-- begin TASK MATERIAL --

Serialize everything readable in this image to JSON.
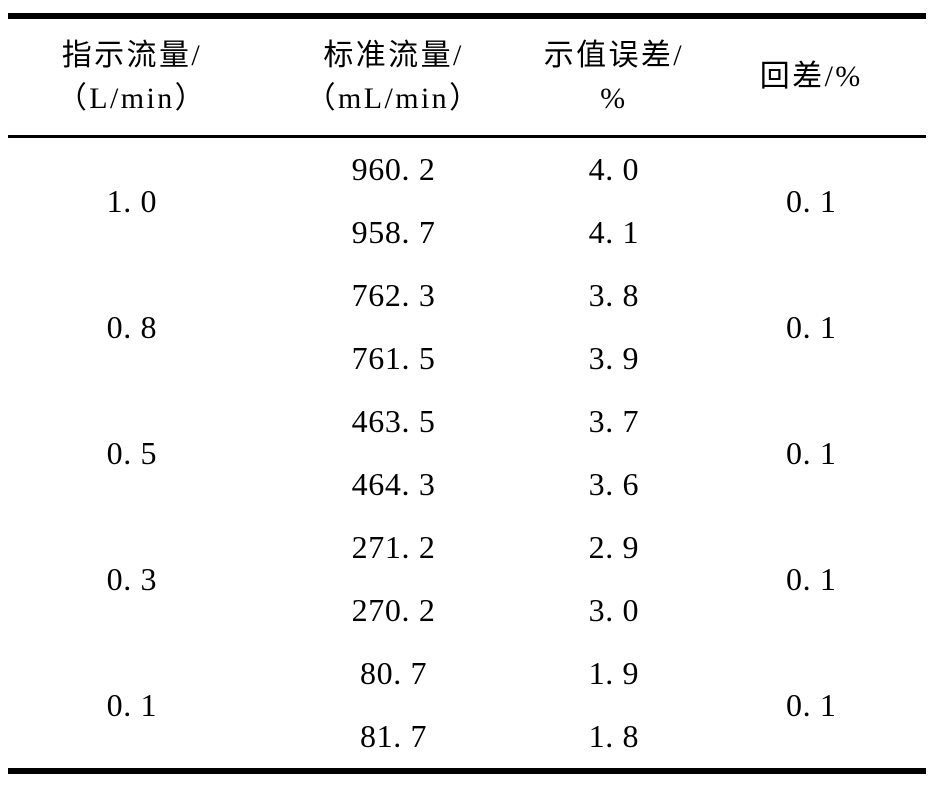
{
  "page": {
    "background": "#ffffff",
    "text_color": "#000000"
  },
  "table": {
    "columns": [
      {
        "title": "指示流量/",
        "unit": "（L/min）"
      },
      {
        "title": "标准流量/",
        "unit": "（mL/min）"
      },
      {
        "title": "示值误差/",
        "unit": "%"
      },
      {
        "title": "回差/%",
        "unit": ""
      }
    ],
    "groups": [
      {
        "indicated": "1. 0",
        "hysteresis": "0. 1",
        "readings": [
          {
            "standard": "960. 2",
            "error": "4. 0"
          },
          {
            "standard": "958. 7",
            "error": "4. 1"
          }
        ]
      },
      {
        "indicated": "0. 8",
        "hysteresis": "0. 1",
        "readings": [
          {
            "standard": "762. 3",
            "error": "3. 8"
          },
          {
            "standard": "761. 5",
            "error": "3. 9"
          }
        ]
      },
      {
        "indicated": "0. 5",
        "hysteresis": "0. 1",
        "readings": [
          {
            "standard": "463. 5",
            "error": "3. 7"
          },
          {
            "standard": "464. 3",
            "error": "3. 6"
          }
        ]
      },
      {
        "indicated": "0. 3",
        "hysteresis": "0. 1",
        "readings": [
          {
            "standard": "271. 2",
            "error": "2. 9"
          },
          {
            "standard": "270. 2",
            "error": "3. 0"
          }
        ]
      },
      {
        "indicated": "0. 1",
        "hysteresis": "0. 1",
        "readings": [
          {
            "standard": "80. 7",
            "error": "1. 9"
          },
          {
            "standard": "81. 7",
            "error": "1. 8"
          }
        ]
      }
    ]
  }
}
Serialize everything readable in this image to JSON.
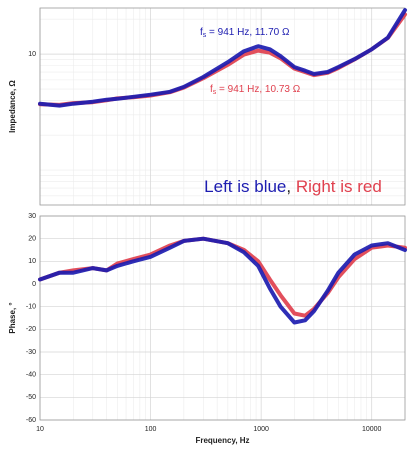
{
  "chart_data": [
    {
      "type": "line",
      "ylabel": "Impedance, Ω",
      "xlog": true,
      "ylog": true,
      "xlim": [
        10,
        20000
      ],
      "xticks": [
        10,
        100,
        1000,
        10000
      ],
      "xtick_labels": false,
      "ylim": [
        0.5,
        25
      ],
      "yticks": [
        10
      ],
      "grid": true,
      "x": [
        10,
        15,
        20,
        30,
        40,
        50,
        70,
        100,
        150,
        200,
        300,
        500,
        700,
        941,
        1200,
        1500,
        2000,
        2500,
        3000,
        4000,
        5000,
        7000,
        10000,
        14000,
        20000
      ],
      "series": [
        {
          "color": "#e0404e",
          "values": [
            3.7,
            3.65,
            3.78,
            3.85,
            4.0,
            4.15,
            4.25,
            4.4,
            4.7,
            5.15,
            6.2,
            8.1,
            9.9,
            10.73,
            10.3,
            9.2,
            7.5,
            7.0,
            6.6,
            6.9,
            7.6,
            9.0,
            11.0,
            13.8,
            22
          ]
        },
        {
          "color": "#1c1cb0",
          "values": [
            3.74,
            3.6,
            3.74,
            3.89,
            4.05,
            4.12,
            4.29,
            4.47,
            4.73,
            5.22,
            6.35,
            8.53,
            10.6,
            11.7,
            11.0,
            9.6,
            7.73,
            7.2,
            6.74,
            7.01,
            7.73,
            9.06,
            11.0,
            13.9,
            24
          ]
        }
      ],
      "annotations": [
        {
          "text": [
            "f",
            "s",
            " = 941 Hz, 11.70 Ω"
          ],
          "color": "#1c1cb0"
        },
        {
          "text": [
            "f",
            "s",
            " = 941 Hz, 10.73 Ω"
          ],
          "color": "#e0404e"
        }
      ],
      "caption": [
        {
          "text": "Left is blue",
          "color": "#1c1cb0"
        },
        {
          "text": ", ",
          "color": "#222222"
        },
        {
          "text": "Right is red",
          "color": "#e0404e"
        }
      ]
    },
    {
      "type": "line",
      "ylabel": "Phase, °",
      "xlabel": "Frequency, Hz",
      "xlog": true,
      "ylog": false,
      "xlim": [
        10,
        20000
      ],
      "xticks": [
        10,
        100,
        1000,
        10000
      ],
      "xtick_labels": true,
      "ylim": [
        -60,
        30
      ],
      "yticks": [
        30,
        20,
        10,
        0,
        -10,
        -20,
        -30,
        -40,
        -50,
        -60
      ],
      "grid": true,
      "x": [
        10,
        15,
        20,
        30,
        40,
        50,
        70,
        100,
        150,
        200,
        300,
        500,
        700,
        941,
        1200,
        1500,
        2000,
        2500,
        3000,
        4000,
        5000,
        7000,
        10000,
        14000,
        20000
      ],
      "series": [
        {
          "color": "#e0404e",
          "values": [
            2,
            5,
            6,
            7,
            6,
            9,
            11,
            13,
            17,
            19,
            20,
            18,
            15,
            10,
            2,
            -5,
            -13,
            -14,
            -11,
            -4,
            3,
            11,
            16,
            17,
            16
          ]
        },
        {
          "color": "#1c1cb0",
          "values": [
            2,
            5,
            5,
            7,
            6,
            8,
            10,
            12,
            16,
            19,
            20,
            18,
            14,
            8,
            -2,
            -10,
            -17,
            -16,
            -12,
            -3,
            5,
            13,
            17,
            18,
            15
          ]
        }
      ]
    }
  ]
}
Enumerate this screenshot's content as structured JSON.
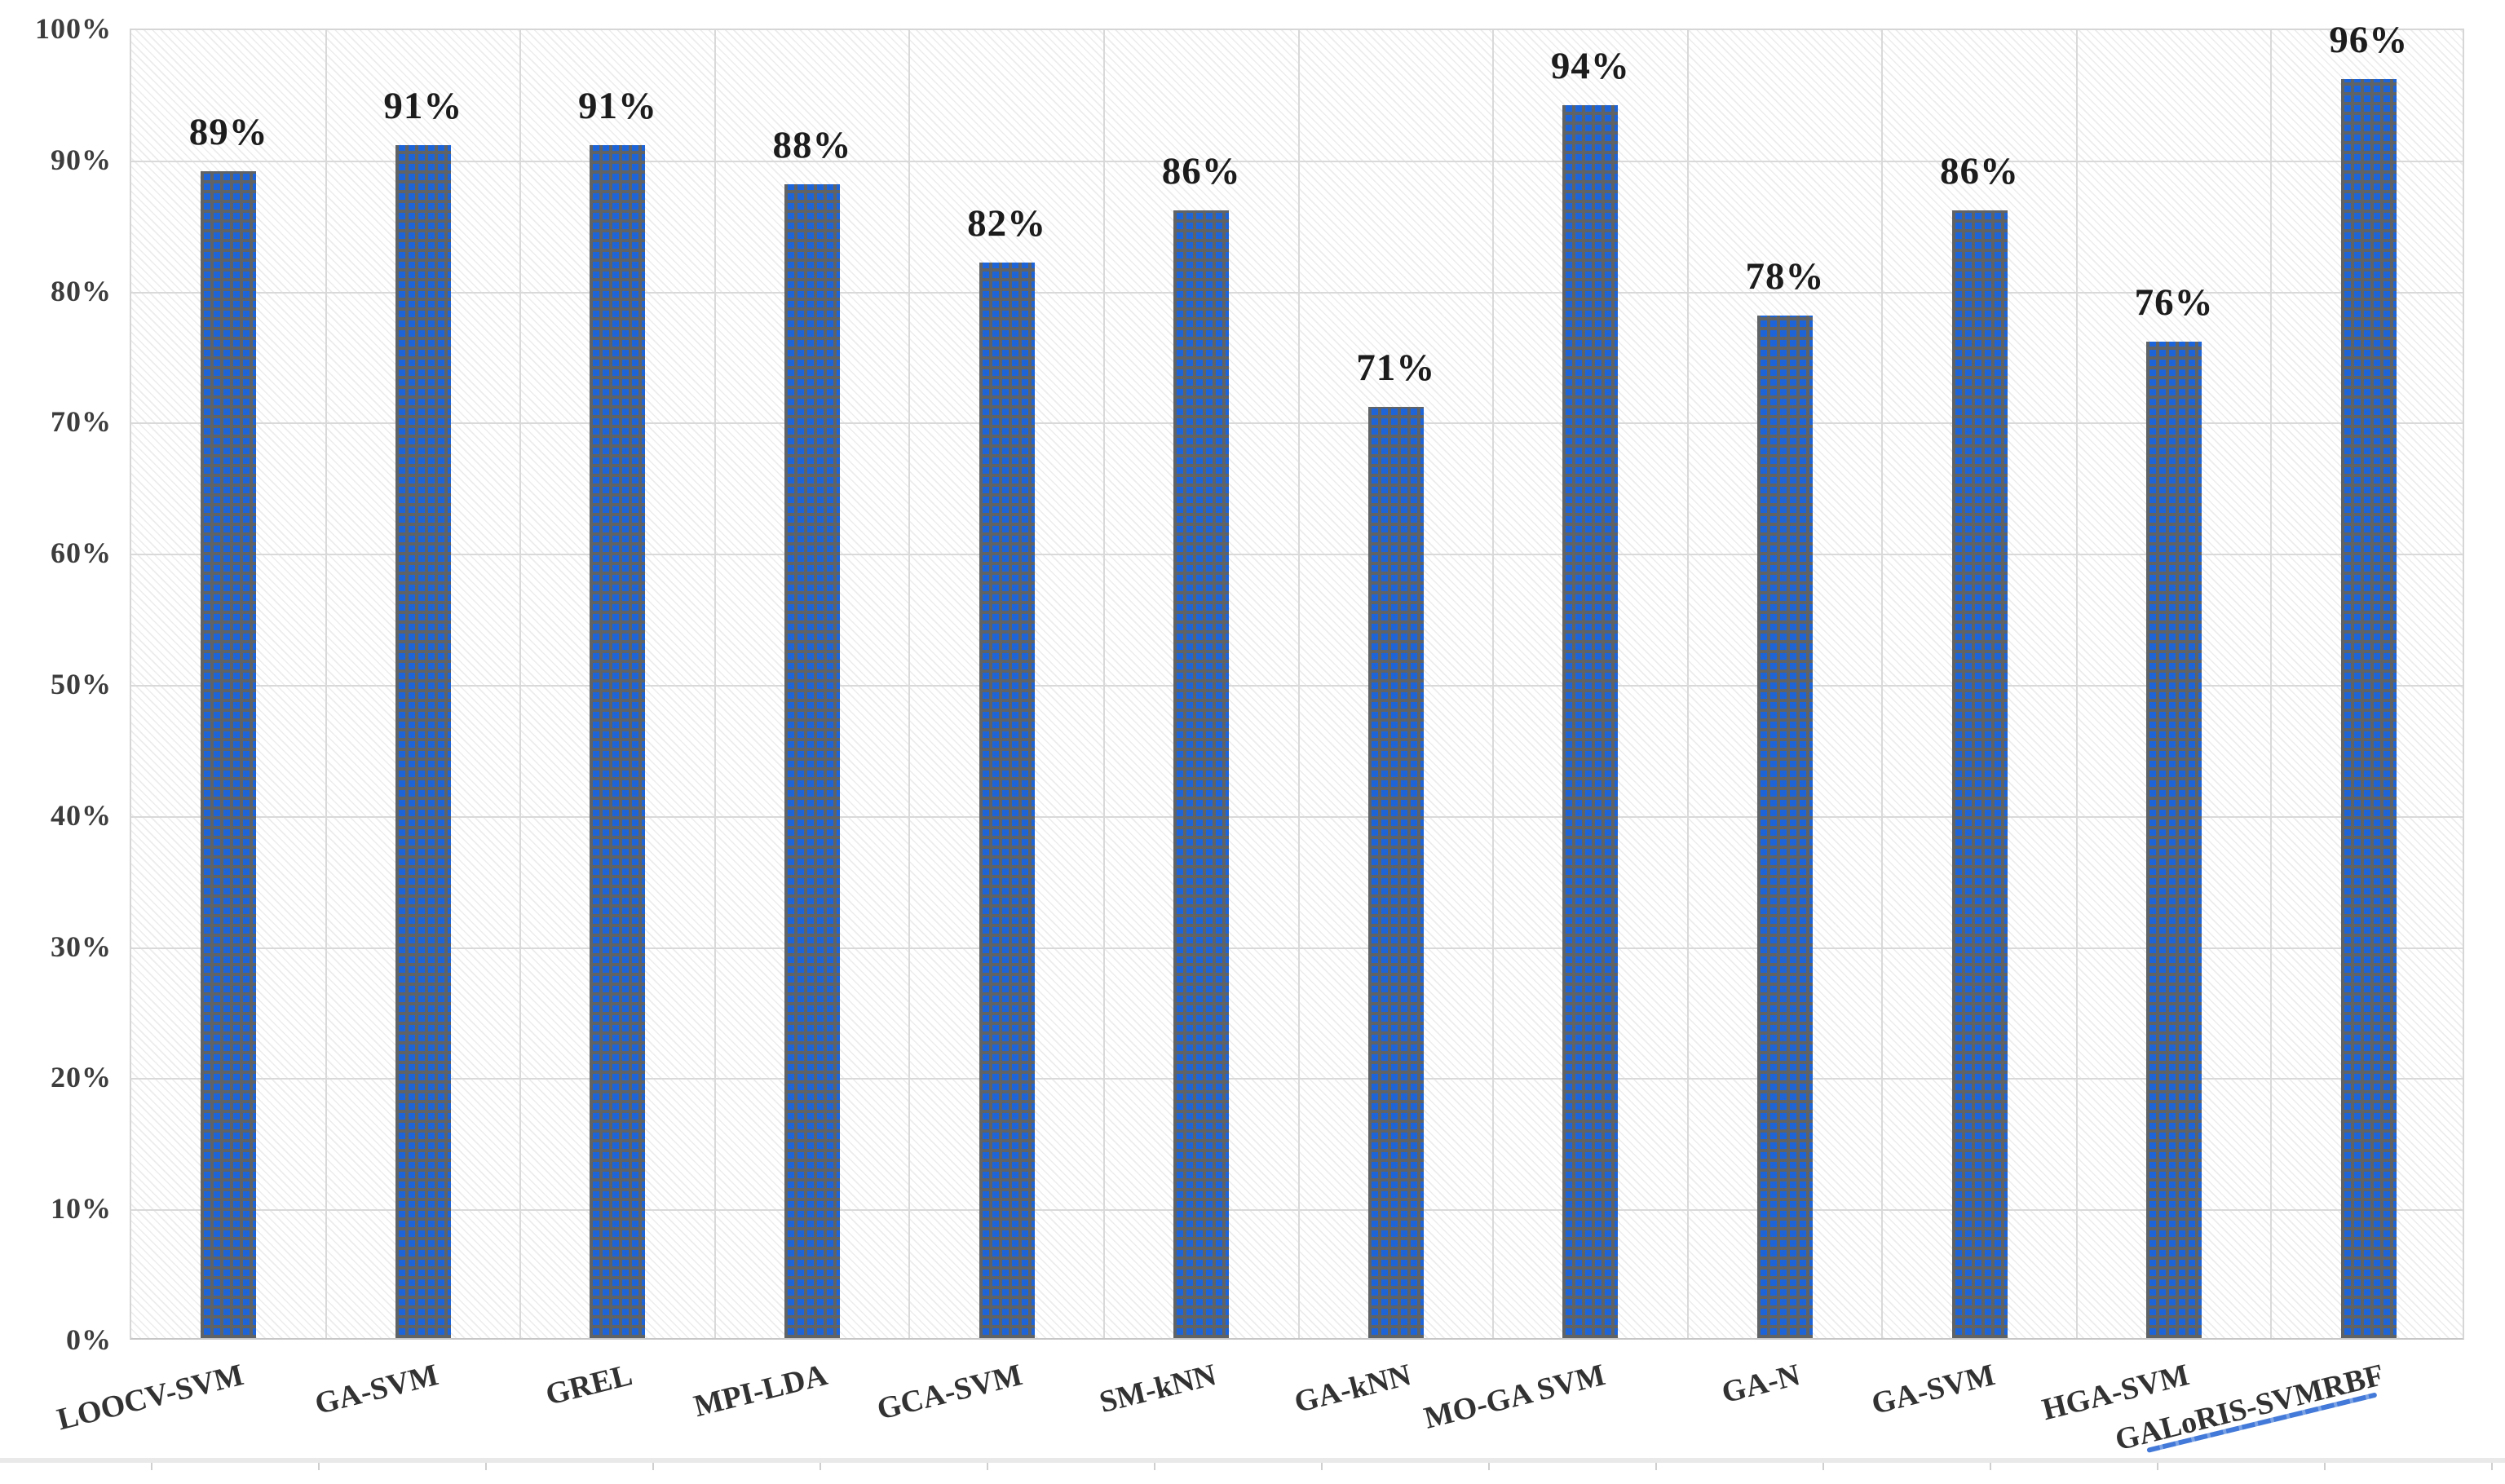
{
  "chart_data": {
    "type": "bar",
    "categories": [
      "LOOCV-SVM",
      "GA-SVM",
      "GREL",
      "MPI-LDA",
      "GCA-SVM",
      "SM-kNN",
      "GA-kNN",
      "MO-GA SVM",
      "GA-N",
      "GA-SVM",
      "HGA-SVM",
      "GALoRIS-SVMRBF"
    ],
    "values": [
      89,
      91,
      91,
      88,
      82,
      86,
      71,
      94,
      78,
      86,
      76,
      96
    ],
    "data_labels": [
      "89%",
      "91%",
      "91%",
      "88%",
      "82%",
      "86%",
      "71%",
      "94%",
      "78%",
      "86%",
      "76%",
      "96%"
    ],
    "y_tick_labels": [
      "100%",
      "90%",
      "80%",
      "70%",
      "60%",
      "50%",
      "40%",
      "30%",
      "20%",
      "10%",
      "0%"
    ],
    "ylim": [
      0,
      100
    ],
    "y_step": 10,
    "title": "",
    "xlabel": "",
    "ylabel": "",
    "grid": true,
    "legend": false,
    "bar_fill_style": "blue squares on dark-gray grid (small-grid pattern)",
    "plot_background_style": "light diagonal hatch",
    "colors": {
      "bar": "#1c64d8",
      "bar_grid": "#606365",
      "gridline": "#d9d9d9",
      "data_label": "#1c1c1c",
      "axis_label": "#3d3d3d",
      "annotation_line": "#4379d8"
    },
    "annotation": {
      "target_category": "GALoRIS-SVMRBF",
      "type": "underline",
      "color": "#4379d8"
    }
  }
}
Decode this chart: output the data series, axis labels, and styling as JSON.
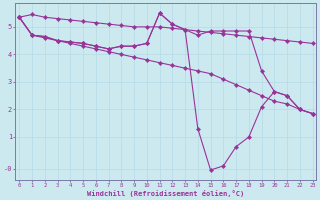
{
  "bg_color": "#cde9f0",
  "line_color": "#993399",
  "grid_color": "#b8dce8",
  "axis_color": "#7a7aaa",
  "xlabel": "Windchill (Refroidissement éolien,°C)",
  "ylabel_ticks": [
    "-0",
    "1",
    "2",
    "3",
    "4",
    "5"
  ],
  "ytick_vals": [
    -0.15,
    1,
    2,
    3,
    4,
    5
  ],
  "xtick_vals": [
    0,
    1,
    2,
    3,
    4,
    5,
    6,
    7,
    8,
    9,
    10,
    11,
    12,
    13,
    14,
    15,
    16,
    17,
    18,
    19,
    20,
    21,
    22,
    23
  ],
  "xlim": [
    -0.3,
    23.3
  ],
  "ylim": [
    -0.55,
    5.85
  ],
  "line1_x": [
    0,
    1,
    2,
    3,
    4,
    5,
    6,
    7,
    8,
    9,
    10,
    11,
    12,
    13,
    14,
    15,
    16,
    17,
    18,
    19,
    20,
    21,
    22,
    23
  ],
  "line1_y": [
    5.35,
    5.45,
    5.35,
    5.3,
    5.25,
    5.2,
    5.15,
    5.1,
    5.05,
    5.0,
    5.0,
    5.0,
    4.95,
    4.9,
    4.85,
    4.8,
    4.75,
    4.7,
    4.65,
    4.6,
    4.55,
    4.5,
    4.45,
    4.4
  ],
  "line2_x": [
    0,
    1,
    2,
    3,
    4,
    5,
    6,
    7,
    8,
    9,
    10,
    11,
    12,
    13,
    14,
    15,
    16,
    17,
    18,
    19,
    20,
    21,
    22,
    23
  ],
  "line2_y": [
    5.35,
    4.7,
    4.65,
    4.5,
    4.45,
    4.4,
    4.3,
    4.2,
    4.3,
    4.3,
    4.4,
    5.5,
    5.1,
    4.9,
    4.7,
    4.85,
    4.85,
    4.85,
    4.85,
    3.4,
    2.65,
    2.5,
    2.0,
    1.85
  ],
  "line3_x": [
    0,
    1,
    2,
    3,
    4,
    5,
    6,
    7,
    8,
    9,
    10,
    11,
    12,
    13,
    14,
    15,
    16,
    17,
    18,
    19,
    20,
    21,
    22,
    23
  ],
  "line3_y": [
    5.35,
    4.7,
    4.65,
    4.5,
    4.45,
    4.4,
    4.3,
    4.2,
    4.3,
    4.3,
    4.4,
    5.5,
    5.1,
    4.9,
    1.3,
    -0.2,
    -0.05,
    0.65,
    1.0,
    2.1,
    2.65,
    2.5,
    2.0,
    1.85
  ],
  "line4_x": [
    0,
    1,
    2,
    3,
    4,
    5,
    6,
    7,
    8,
    9,
    10,
    11,
    12,
    13,
    14,
    15,
    16,
    17,
    18,
    19,
    20,
    21,
    22,
    23
  ],
  "line4_y": [
    5.35,
    4.7,
    4.6,
    4.5,
    4.4,
    4.3,
    4.2,
    4.1,
    4.0,
    3.9,
    3.8,
    3.7,
    3.6,
    3.5,
    3.4,
    3.3,
    3.1,
    2.9,
    2.7,
    2.5,
    2.3,
    2.2,
    2.0,
    1.85
  ]
}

-- end TASK MATERIAL --

Show each line in the entries that holds the string "indicated".

WRITTEN ANSWER:
        "indicated": "1. 0",
        "indicated": "0. 8",
        "indicated": "0. 5",
        "indicated": "0. 3",
        "indicated": "0. 1",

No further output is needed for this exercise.